Aim: Work out the number of lines with the word "Enrichment" in the material below, then reply with that number only.
[Begin Source data]
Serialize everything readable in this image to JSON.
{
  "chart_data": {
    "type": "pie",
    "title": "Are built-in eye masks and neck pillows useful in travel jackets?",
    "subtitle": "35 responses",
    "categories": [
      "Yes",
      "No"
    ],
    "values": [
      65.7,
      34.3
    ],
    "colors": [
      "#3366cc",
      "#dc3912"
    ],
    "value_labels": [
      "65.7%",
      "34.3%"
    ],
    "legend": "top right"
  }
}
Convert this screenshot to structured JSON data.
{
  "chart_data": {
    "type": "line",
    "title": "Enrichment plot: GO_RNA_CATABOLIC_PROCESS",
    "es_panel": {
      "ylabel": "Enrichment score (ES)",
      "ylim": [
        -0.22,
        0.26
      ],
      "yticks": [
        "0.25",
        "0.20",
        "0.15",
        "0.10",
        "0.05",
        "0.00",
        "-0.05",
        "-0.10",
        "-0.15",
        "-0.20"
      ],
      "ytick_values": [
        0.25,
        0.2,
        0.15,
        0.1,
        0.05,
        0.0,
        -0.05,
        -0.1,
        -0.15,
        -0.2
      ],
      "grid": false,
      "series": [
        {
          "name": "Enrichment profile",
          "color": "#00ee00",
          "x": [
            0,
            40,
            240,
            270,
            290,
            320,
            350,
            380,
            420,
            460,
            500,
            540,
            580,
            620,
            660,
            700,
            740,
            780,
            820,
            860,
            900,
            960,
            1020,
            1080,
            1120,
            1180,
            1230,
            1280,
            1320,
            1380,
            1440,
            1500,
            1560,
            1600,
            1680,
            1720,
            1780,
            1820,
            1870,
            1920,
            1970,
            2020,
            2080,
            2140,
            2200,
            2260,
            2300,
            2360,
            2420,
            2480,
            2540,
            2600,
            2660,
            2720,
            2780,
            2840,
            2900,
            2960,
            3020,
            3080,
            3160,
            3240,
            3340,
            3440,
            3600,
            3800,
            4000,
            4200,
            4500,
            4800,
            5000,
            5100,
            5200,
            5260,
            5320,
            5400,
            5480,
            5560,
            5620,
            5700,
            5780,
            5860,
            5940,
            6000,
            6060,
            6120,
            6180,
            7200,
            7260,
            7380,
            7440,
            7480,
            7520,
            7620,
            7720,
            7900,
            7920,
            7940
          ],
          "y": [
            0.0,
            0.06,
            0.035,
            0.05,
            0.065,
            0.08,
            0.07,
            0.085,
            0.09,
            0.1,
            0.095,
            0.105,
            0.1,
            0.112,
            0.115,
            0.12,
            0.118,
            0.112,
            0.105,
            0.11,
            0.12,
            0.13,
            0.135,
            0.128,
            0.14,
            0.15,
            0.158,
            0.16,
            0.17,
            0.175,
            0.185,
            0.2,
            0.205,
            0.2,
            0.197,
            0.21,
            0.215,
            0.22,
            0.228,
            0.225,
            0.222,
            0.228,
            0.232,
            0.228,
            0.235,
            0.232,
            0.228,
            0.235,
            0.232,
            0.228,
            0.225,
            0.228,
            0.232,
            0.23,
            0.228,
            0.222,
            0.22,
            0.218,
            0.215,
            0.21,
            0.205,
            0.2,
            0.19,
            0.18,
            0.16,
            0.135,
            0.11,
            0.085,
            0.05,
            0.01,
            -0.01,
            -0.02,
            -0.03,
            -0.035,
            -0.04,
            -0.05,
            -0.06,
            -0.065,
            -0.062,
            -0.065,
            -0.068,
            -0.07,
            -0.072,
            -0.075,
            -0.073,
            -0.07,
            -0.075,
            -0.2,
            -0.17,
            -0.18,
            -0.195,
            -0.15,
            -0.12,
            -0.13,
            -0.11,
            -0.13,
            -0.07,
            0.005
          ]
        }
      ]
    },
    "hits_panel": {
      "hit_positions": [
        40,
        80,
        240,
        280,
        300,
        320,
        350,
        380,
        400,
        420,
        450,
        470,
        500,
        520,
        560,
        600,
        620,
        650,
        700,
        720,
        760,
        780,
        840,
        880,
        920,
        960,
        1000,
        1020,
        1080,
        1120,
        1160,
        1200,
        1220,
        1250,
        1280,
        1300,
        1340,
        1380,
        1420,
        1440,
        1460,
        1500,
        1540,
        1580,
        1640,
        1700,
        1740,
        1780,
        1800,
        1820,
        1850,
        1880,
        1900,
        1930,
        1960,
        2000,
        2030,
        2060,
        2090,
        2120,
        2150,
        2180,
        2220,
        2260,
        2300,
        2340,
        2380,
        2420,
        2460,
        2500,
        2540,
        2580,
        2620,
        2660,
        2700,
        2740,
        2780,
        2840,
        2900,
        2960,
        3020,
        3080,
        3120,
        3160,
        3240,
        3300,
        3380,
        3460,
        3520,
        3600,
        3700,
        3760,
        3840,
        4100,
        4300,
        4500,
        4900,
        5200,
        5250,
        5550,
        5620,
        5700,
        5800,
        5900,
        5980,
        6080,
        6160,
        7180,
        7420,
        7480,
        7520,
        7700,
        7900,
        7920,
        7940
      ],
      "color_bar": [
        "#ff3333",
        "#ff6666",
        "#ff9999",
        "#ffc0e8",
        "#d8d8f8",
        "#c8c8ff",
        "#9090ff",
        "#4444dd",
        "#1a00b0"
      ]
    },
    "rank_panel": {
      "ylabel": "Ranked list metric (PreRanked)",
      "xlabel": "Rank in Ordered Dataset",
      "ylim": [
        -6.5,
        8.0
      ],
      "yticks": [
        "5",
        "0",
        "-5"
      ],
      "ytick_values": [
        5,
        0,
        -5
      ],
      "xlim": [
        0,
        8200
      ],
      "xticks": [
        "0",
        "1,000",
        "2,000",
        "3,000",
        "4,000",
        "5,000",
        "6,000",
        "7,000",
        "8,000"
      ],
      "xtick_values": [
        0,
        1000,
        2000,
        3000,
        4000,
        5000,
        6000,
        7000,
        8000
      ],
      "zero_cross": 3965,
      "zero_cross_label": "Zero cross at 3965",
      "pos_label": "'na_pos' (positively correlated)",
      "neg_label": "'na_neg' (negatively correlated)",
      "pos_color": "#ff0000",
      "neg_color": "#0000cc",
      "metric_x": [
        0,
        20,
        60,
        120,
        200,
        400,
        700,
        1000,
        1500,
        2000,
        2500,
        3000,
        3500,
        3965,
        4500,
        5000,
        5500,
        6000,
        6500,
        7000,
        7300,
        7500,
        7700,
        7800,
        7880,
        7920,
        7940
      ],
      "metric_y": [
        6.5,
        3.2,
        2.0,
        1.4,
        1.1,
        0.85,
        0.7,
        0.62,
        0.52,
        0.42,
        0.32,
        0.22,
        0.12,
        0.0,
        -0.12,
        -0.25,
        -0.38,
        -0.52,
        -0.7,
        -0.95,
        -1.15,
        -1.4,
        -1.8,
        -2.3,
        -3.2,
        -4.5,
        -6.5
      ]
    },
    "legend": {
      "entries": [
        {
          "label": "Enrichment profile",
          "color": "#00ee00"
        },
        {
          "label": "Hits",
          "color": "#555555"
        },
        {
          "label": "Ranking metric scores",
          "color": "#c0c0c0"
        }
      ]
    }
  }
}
[End Source data]
Final result: 4